* **TASK INPUT**:
=======
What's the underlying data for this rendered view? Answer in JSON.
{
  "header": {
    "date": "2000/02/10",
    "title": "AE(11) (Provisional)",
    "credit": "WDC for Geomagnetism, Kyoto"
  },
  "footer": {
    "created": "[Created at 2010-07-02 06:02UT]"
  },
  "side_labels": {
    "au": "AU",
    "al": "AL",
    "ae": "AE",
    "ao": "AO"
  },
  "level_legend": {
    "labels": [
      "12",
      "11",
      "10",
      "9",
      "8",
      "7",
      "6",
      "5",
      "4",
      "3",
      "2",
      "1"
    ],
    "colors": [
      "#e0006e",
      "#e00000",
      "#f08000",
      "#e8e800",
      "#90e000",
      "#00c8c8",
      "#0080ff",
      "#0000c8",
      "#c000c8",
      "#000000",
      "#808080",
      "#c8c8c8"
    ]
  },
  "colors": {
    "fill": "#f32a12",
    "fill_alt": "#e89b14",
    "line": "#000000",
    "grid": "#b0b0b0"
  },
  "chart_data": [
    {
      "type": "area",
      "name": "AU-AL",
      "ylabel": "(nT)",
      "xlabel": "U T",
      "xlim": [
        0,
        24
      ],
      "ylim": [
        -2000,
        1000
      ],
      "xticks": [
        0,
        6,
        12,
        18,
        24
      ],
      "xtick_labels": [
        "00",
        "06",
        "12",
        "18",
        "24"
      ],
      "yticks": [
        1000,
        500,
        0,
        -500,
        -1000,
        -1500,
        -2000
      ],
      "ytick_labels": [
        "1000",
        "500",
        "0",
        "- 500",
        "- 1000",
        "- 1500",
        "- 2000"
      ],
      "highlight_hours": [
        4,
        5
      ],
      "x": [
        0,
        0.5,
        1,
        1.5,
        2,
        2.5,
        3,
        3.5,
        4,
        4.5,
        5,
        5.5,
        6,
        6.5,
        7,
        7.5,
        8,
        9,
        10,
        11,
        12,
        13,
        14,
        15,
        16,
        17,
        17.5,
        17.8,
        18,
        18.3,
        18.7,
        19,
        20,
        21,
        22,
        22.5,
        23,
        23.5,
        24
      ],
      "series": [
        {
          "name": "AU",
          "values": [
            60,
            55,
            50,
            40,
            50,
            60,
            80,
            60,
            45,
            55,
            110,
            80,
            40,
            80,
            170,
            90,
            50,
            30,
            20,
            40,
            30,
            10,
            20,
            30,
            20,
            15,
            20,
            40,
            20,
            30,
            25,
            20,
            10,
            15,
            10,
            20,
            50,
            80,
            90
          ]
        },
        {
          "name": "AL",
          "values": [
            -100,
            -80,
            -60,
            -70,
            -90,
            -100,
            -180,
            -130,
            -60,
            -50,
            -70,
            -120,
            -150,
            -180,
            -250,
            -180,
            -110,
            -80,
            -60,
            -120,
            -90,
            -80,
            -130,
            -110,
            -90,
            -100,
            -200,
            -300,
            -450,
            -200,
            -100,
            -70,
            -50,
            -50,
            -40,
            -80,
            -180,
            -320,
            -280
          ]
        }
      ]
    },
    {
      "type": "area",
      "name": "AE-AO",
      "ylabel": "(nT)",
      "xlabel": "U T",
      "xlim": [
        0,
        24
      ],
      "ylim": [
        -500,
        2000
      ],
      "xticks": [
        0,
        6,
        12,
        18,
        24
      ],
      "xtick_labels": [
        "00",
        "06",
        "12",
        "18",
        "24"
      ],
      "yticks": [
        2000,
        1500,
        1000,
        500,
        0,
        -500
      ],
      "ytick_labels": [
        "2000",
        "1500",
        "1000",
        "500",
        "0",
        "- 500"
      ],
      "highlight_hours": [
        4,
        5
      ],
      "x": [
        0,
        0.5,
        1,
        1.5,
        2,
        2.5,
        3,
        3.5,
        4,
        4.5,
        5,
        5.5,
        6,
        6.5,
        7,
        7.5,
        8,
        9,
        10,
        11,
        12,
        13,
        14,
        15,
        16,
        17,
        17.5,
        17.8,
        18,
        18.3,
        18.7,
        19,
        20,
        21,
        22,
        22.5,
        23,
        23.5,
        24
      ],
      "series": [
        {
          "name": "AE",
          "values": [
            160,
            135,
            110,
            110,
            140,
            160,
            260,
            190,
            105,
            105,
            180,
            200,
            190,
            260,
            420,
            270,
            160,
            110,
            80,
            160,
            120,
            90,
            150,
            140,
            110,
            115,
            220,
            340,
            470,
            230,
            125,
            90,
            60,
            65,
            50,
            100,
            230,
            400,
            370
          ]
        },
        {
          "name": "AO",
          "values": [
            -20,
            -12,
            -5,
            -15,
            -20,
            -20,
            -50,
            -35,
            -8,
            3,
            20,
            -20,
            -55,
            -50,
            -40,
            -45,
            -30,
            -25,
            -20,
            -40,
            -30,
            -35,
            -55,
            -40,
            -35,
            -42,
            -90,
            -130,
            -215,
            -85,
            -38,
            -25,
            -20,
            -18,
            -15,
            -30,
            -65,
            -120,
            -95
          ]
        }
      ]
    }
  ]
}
=======
* **TASK GOAL**:
Copy each line of the listing that contains the string "name".

* **SOLUTION FOR THIS PROBLEM**:
      "name": "AU-AL",
          "name": "AU",
          "name": "AL",
      "name": "AE-AO",
          "name": "AE",
          "name": "AO",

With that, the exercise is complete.